[Stored data]
★ ★ ★

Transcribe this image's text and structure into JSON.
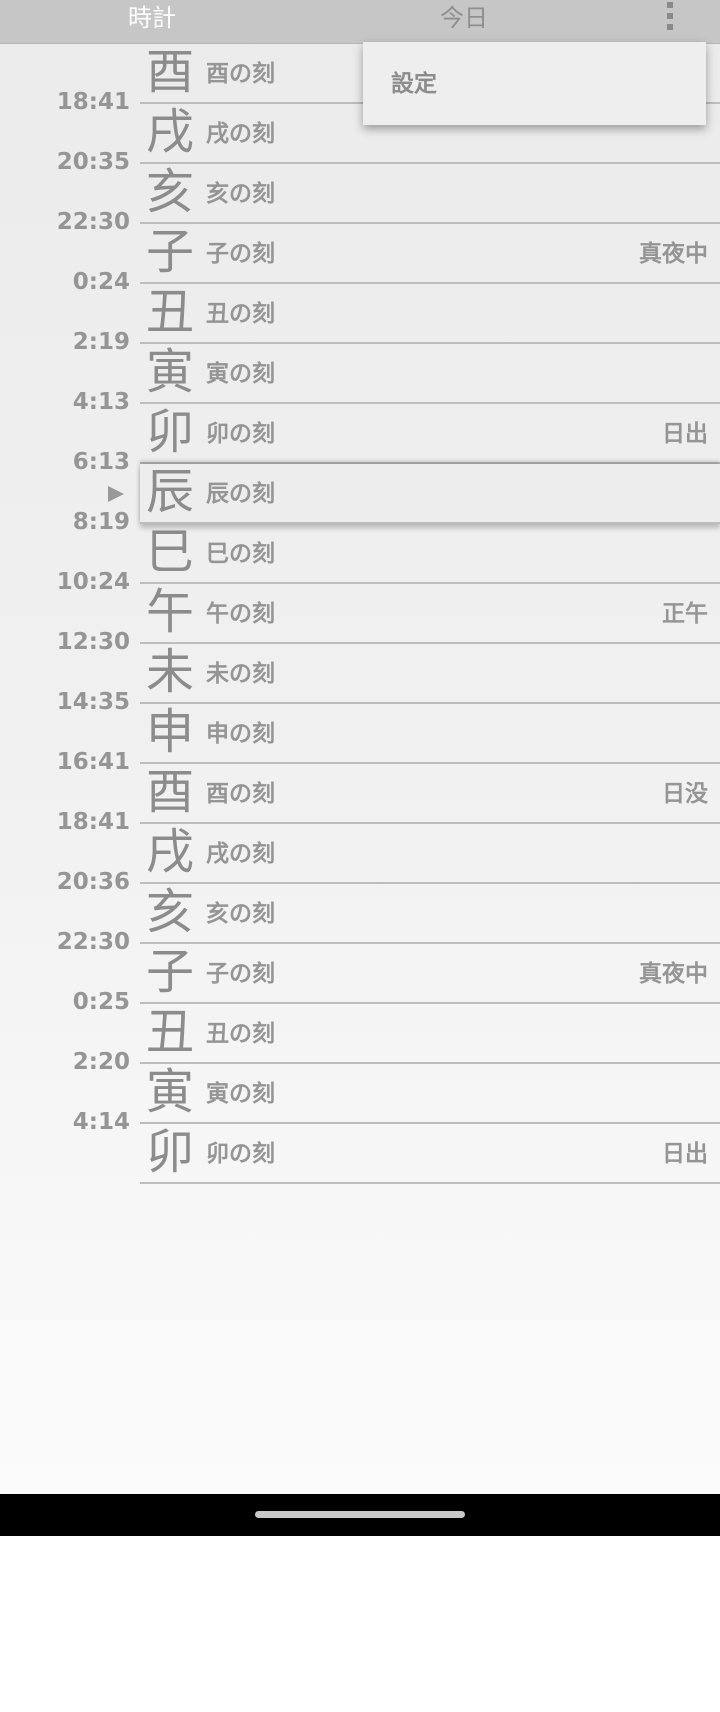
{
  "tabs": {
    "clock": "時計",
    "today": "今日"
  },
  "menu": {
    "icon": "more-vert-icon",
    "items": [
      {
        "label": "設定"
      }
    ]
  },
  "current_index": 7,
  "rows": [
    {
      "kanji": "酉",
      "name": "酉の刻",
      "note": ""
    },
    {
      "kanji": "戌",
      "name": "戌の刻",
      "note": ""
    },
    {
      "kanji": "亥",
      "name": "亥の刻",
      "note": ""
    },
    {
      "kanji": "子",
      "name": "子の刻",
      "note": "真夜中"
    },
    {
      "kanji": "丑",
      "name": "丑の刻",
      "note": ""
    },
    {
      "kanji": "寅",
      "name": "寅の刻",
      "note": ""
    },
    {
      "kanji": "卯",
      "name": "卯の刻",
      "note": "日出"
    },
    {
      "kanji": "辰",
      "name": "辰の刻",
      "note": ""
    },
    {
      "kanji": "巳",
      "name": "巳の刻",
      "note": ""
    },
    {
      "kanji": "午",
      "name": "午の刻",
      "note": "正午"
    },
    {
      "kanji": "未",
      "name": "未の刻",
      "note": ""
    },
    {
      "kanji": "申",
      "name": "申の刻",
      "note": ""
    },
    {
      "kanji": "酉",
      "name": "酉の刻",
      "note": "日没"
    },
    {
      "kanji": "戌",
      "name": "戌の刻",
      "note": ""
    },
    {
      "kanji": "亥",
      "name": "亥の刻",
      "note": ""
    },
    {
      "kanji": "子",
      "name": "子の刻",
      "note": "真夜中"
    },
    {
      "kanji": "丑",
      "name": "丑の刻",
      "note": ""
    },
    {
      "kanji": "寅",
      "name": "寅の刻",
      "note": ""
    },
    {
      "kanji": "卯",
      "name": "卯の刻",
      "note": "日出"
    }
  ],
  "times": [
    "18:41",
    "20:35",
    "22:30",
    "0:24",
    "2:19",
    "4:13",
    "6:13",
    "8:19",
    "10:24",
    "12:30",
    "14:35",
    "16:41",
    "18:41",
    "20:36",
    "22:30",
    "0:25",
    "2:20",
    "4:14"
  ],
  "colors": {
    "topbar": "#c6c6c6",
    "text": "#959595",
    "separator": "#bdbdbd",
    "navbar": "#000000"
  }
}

★ ★ ★

» **WHAT TO PRODUCE**
Your task is to set down the records shown above exactly, minus any pictures.

» **COMPLETE OUTPUT**
Transcribe this image's text and structure into JSON.
{
  "tabs": {
    "clock": "時計",
    "today": "今日"
  },
  "menu": {
    "icon": "more-vert-icon",
    "items": [
      {
        "label": "設定"
      }
    ]
  },
  "current_index": 7,
  "rows": [
    {
      "kanji": "酉",
      "name": "酉の刻",
      "note": ""
    },
    {
      "kanji": "戌",
      "name": "戌の刻",
      "note": ""
    },
    {
      "kanji": "亥",
      "name": "亥の刻",
      "note": ""
    },
    {
      "kanji": "子",
      "name": "子の刻",
      "note": "真夜中"
    },
    {
      "kanji": "丑",
      "name": "丑の刻",
      "note": ""
    },
    {
      "kanji": "寅",
      "name": "寅の刻",
      "note": ""
    },
    {
      "kanji": "卯",
      "name": "卯の刻",
      "note": "日出"
    },
    {
      "kanji": "辰",
      "name": "辰の刻",
      "note": ""
    },
    {
      "kanji": "巳",
      "name": "巳の刻",
      "note": ""
    },
    {
      "kanji": "午",
      "name": "午の刻",
      "note": "正午"
    },
    {
      "kanji": "未",
      "name": "未の刻",
      "note": ""
    },
    {
      "kanji": "申",
      "name": "申の刻",
      "note": ""
    },
    {
      "kanji": "酉",
      "name": "酉の刻",
      "note": "日没"
    },
    {
      "kanji": "戌",
      "name": "戌の刻",
      "note": ""
    },
    {
      "kanji": "亥",
      "name": "亥の刻",
      "note": ""
    },
    {
      "kanji": "子",
      "name": "子の刻",
      "note": "真夜中"
    },
    {
      "kanji": "丑",
      "name": "丑の刻",
      "note": ""
    },
    {
      "kanji": "寅",
      "name": "寅の刻",
      "note": ""
    },
    {
      "kanji": "卯",
      "name": "卯の刻",
      "note": "日出"
    }
  ],
  "times": [
    "18:41",
    "20:35",
    "22:30",
    "0:24",
    "2:19",
    "4:13",
    "6:13",
    "8:19",
    "10:24",
    "12:30",
    "14:35",
    "16:41",
    "18:41",
    "20:36",
    "22:30",
    "0:25",
    "2:20",
    "4:14"
  ],
  "colors": {
    "topbar": "#c6c6c6",
    "text": "#959595",
    "separator": "#bdbdbd",
    "navbar": "#000000"
  }
}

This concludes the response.